TEKST DO CZYTANIA:
------------------------------

24.02.2022

Nowy Napis Co Tydzień #140 / Biografia lękowa

Wydany pod koniec 2020 roku przez Cyrankę Koniec świata, umyj okna Agnieszki Jelonek wpisuje się w mocno ostatnio reprezentowaną w Polsce prozę wyznaniową. Wychodząca od autobiograficznych zmagań literatura ma walor terapeutyczny – potrafi dawać czytelnikom nadzieję albo szukać punktów wyjścia z egzystencjalnego impasu. Osobiste zmagania autorów szybko nasiąkają tym, co polityczne, a diagnozowane przez nich co chwila końce świata w skalach mikro i makro pozwalają czytelnikom oglądać galerię ludzi poturbowanych, którzy walczą o lepsze życie w późnokapitalistycznych realiach, niesprzyjających dla wszystkich „przegrywów” i „smutasów” świata. I to właśnie wyznania tych ostatnich, świadectwa ich walki sprawiają, że tego rodzaju literatura działa i oddziałuje, sieje ferment poza ciasną relacją osoby piszącej i prozy tę osobę terapeutyzującej.

------------------------------

Zapisane wpisy:
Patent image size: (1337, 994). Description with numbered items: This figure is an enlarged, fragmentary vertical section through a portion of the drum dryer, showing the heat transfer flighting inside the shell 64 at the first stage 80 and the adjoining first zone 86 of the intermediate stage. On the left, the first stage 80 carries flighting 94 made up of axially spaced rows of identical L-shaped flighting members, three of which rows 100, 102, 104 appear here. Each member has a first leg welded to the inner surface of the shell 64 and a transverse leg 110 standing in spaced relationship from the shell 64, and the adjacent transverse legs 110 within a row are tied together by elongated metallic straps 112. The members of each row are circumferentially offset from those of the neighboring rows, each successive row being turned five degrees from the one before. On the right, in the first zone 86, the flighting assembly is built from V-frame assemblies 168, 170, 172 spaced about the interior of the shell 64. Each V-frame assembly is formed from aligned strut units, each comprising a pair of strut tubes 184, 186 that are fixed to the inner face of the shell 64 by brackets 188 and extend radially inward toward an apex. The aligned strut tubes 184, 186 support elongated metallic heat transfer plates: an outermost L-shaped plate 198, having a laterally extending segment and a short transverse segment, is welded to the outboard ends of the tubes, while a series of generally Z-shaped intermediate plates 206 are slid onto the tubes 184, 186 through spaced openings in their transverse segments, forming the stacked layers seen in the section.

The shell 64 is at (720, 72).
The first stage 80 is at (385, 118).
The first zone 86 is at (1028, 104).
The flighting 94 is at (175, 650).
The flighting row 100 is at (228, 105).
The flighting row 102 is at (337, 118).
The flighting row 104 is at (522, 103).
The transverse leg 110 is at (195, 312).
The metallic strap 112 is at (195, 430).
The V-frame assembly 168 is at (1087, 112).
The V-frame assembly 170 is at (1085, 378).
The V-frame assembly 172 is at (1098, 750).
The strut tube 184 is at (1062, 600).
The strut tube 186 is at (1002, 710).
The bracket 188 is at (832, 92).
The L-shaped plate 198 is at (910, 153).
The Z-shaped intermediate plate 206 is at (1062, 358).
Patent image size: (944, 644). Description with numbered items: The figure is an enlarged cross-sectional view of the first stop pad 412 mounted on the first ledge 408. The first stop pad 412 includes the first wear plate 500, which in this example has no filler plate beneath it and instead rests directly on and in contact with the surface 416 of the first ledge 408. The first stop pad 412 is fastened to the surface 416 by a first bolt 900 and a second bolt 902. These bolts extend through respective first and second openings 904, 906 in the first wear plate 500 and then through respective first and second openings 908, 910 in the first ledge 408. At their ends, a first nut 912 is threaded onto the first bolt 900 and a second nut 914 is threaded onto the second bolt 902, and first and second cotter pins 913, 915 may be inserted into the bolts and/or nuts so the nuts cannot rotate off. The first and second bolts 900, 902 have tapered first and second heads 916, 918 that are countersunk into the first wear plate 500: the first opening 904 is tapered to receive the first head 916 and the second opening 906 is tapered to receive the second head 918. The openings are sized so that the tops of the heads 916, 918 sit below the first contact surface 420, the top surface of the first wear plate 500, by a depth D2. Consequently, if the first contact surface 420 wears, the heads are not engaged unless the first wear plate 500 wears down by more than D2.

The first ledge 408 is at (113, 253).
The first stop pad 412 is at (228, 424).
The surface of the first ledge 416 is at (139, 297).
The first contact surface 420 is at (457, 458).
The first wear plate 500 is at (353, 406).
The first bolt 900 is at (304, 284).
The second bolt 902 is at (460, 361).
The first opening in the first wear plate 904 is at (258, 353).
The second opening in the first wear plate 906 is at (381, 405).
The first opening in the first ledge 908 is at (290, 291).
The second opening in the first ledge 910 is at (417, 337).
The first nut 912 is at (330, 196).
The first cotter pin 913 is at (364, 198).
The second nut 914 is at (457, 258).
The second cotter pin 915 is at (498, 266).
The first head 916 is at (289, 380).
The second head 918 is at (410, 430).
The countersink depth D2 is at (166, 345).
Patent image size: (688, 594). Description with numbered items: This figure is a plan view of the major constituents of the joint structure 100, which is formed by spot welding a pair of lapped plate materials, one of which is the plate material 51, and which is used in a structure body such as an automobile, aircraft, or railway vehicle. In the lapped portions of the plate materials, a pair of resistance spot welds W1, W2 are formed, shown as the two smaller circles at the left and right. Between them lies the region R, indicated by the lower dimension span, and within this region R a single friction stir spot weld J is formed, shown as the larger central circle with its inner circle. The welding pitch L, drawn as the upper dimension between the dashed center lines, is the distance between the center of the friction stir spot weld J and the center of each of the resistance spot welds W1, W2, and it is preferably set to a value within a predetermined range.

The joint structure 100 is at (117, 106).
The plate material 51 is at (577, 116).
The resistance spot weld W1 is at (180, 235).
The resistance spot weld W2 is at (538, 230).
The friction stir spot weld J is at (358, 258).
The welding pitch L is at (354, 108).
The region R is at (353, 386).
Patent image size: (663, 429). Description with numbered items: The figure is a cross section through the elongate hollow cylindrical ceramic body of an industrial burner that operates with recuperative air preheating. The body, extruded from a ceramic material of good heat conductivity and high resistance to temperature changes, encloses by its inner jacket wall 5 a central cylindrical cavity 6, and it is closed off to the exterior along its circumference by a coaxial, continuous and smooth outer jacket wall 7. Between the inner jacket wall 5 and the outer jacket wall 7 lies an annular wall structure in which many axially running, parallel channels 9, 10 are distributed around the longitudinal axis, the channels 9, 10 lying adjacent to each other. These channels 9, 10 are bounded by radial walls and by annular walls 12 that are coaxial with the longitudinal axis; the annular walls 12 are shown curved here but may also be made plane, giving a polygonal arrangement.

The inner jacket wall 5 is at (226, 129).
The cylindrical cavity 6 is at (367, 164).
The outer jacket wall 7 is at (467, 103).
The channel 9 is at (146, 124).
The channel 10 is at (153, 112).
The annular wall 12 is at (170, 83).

------------------------------

TWOJE ZADANIE: Powtórz słowo w słowo cały tekst o książce „Koniec świata, umyj okna”.

ODPOWIEDŹ PISEMNA:
24.02.2022

Nowy Napis Co Tydzień #140 / Biografia lękowa

Wydany pod koniec 2020 roku przez Cyrankę Koniec świata, umyj okna Agnieszki Jelonek wpisuje się w mocno ostatnio reprezentowaną w Polsce prozę wyznaniową. Wychodząca od autobiograficznych zmagań literatura ma walor terapeutyczny – potrafi dawać czytelnikom nadzieję albo szukać punktów wyjścia z egzystencjalnego impasu. Osobiste zmagania autorów szybko nasiąkają tym, co polityczne, a diagnozowane przez nich co chwila końce świata w skalach mikro i makro pozwalają czytelnikom oglądać galerię ludzi poturbowanych, którzy walczą o lepsze życie w późnokapitalistycznych realiach, niesprzyjających dla wszystkich „przegrywów” i „smutasów” świata. I to właśnie wyznania tych ostatnich, świadectwa ich walki sprawiają, że tego rodzaju literatura działa i oddziałuje, sieje ferment poza ciasną relacją osoby piszącej i prozy tę osobę terapeutyzującej.